TASK — Return all of the data exactly as written, without the pictures.

STORED ROWS —
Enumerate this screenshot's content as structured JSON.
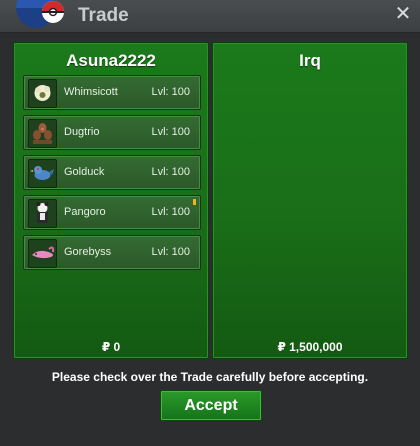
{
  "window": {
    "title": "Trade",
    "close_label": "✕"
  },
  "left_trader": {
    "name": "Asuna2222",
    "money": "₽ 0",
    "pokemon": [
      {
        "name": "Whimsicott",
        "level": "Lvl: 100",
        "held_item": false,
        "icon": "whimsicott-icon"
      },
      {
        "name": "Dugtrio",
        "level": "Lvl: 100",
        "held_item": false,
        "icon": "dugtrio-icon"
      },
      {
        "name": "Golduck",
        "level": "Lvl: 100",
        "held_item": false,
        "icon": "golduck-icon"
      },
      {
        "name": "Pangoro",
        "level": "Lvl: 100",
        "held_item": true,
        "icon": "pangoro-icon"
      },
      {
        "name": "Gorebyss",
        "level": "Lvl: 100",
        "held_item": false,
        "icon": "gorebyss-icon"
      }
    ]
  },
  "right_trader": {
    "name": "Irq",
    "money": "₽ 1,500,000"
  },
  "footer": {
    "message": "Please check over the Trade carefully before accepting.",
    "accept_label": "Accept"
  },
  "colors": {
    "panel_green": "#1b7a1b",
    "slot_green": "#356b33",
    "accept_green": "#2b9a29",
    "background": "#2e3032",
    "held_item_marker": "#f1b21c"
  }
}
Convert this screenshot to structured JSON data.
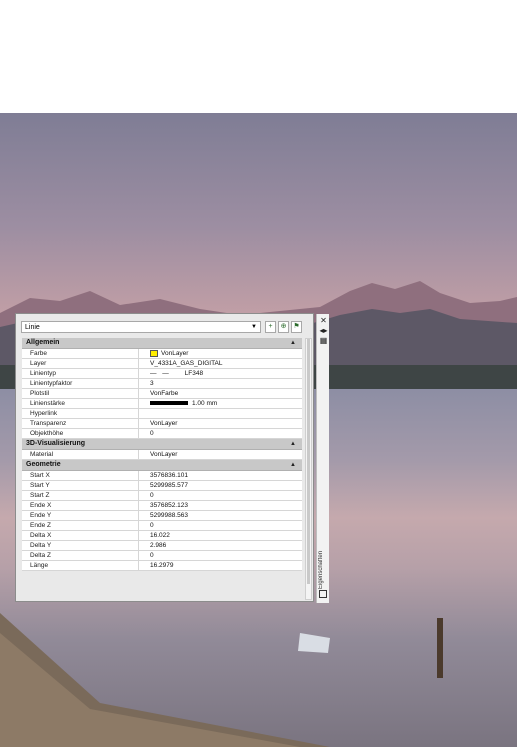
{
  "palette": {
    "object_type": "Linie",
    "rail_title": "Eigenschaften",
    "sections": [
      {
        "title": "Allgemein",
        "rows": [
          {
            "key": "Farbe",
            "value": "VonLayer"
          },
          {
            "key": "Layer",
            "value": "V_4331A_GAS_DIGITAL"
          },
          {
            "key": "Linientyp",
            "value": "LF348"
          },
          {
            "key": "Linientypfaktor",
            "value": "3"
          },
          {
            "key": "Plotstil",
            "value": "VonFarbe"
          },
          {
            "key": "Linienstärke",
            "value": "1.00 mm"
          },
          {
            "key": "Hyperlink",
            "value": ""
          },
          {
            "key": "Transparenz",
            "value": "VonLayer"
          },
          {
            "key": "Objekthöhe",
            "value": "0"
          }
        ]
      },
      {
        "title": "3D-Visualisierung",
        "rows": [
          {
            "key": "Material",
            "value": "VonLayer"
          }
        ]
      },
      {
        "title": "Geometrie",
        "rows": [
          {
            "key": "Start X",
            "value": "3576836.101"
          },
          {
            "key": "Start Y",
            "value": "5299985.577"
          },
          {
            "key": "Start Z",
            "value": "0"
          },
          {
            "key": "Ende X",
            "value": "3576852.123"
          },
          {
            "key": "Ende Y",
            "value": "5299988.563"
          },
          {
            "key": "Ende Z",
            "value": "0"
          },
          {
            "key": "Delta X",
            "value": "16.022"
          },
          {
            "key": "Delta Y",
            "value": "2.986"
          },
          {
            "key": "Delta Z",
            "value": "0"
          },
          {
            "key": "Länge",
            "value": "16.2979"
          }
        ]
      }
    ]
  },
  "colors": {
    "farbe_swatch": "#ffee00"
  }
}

OUTPUT FOR THIS EXERCISE —
Enumerate this screenshot's content as structured JSON.
{
  "window": {
    "title": "Trade",
    "close_label": "✕"
  },
  "left_trader": {
    "name": "Asuna2222",
    "money": "₽ 0",
    "pokemon": [
      {
        "name": "Whimsicott",
        "level": "Lvl: 100",
        "held_item": false,
        "icon": "whimsicott-icon"
      },
      {
        "name": "Dugtrio",
        "level": "Lvl: 100",
        "held_item": false,
        "icon": "dugtrio-icon"
      },
      {
        "name": "Golduck",
        "level": "Lvl: 100",
        "held_item": false,
        "icon": "golduck-icon"
      },
      {
        "name": "Pangoro",
        "level": "Lvl: 100",
        "held_item": true,
        "icon": "pangoro-icon"
      },
      {
        "name": "Gorebyss",
        "level": "Lvl: 100",
        "held_item": false,
        "icon": "gorebyss-icon"
      }
    ]
  },
  "right_trader": {
    "name": "Irq",
    "money": "₽ 1,500,000"
  },
  "footer": {
    "message": "Please check over the Trade carefully before accepting.",
    "accept_label": "Accept"
  },
  "colors": {
    "panel_green": "#1b7a1b",
    "slot_green": "#356b33",
    "accept_green": "#2b9a29",
    "background": "#2e3032",
    "held_item_marker": "#f1b21c"
  }
}
Convert this screenshot to structured JSON data.
{
  "palette": {
    "object_type": "Linie",
    "rail_title": "Eigenschaften",
    "sections": [
      {
        "title": "Allgemein",
        "rows": [
          {
            "key": "Farbe",
            "value": "VonLayer"
          },
          {
            "key": "Layer",
            "value": "V_4331A_GAS_DIGITAL"
          },
          {
            "key": "Linientyp",
            "value": "LF348"
          },
          {
            "key": "Linientypfaktor",
            "value": "3"
          },
          {
            "key": "Plotstil",
            "value": "VonFarbe"
          },
          {
            "key": "Linienstärke",
            "value": "1.00 mm"
          },
          {
            "key": "Hyperlink",
            "value": ""
          },
          {
            "key": "Transparenz",
            "value": "VonLayer"
          },
          {
            "key": "Objekthöhe",
            "value": "0"
          }
        ]
      },
      {
        "title": "3D-Visualisierung",
        "rows": [
          {
            "key": "Material",
            "value": "VonLayer"
          }
        ]
      },
      {
        "title": "Geometrie",
        "rows": [
          {
            "key": "Start X",
            "value": "3576836.101"
          },
          {
            "key": "Start Y",
            "value": "5299985.577"
          },
          {
            "key": "Start Z",
            "value": "0"
          },
          {
            "key": "Ende X",
            "value": "3576852.123"
          },
          {
            "key": "Ende Y",
            "value": "5299988.563"
          },
          {
            "key": "Ende Z",
            "value": "0"
          },
          {
            "key": "Delta X",
            "value": "16.022"
          },
          {
            "key": "Delta Y",
            "value": "2.986"
          },
          {
            "key": "Delta Z",
            "value": "0"
          },
          {
            "key": "Länge",
            "value": "16.2979"
          }
        ]
      }
    ]
  },
  "colors": {
    "farbe_swatch": "#ffee00"
  }
}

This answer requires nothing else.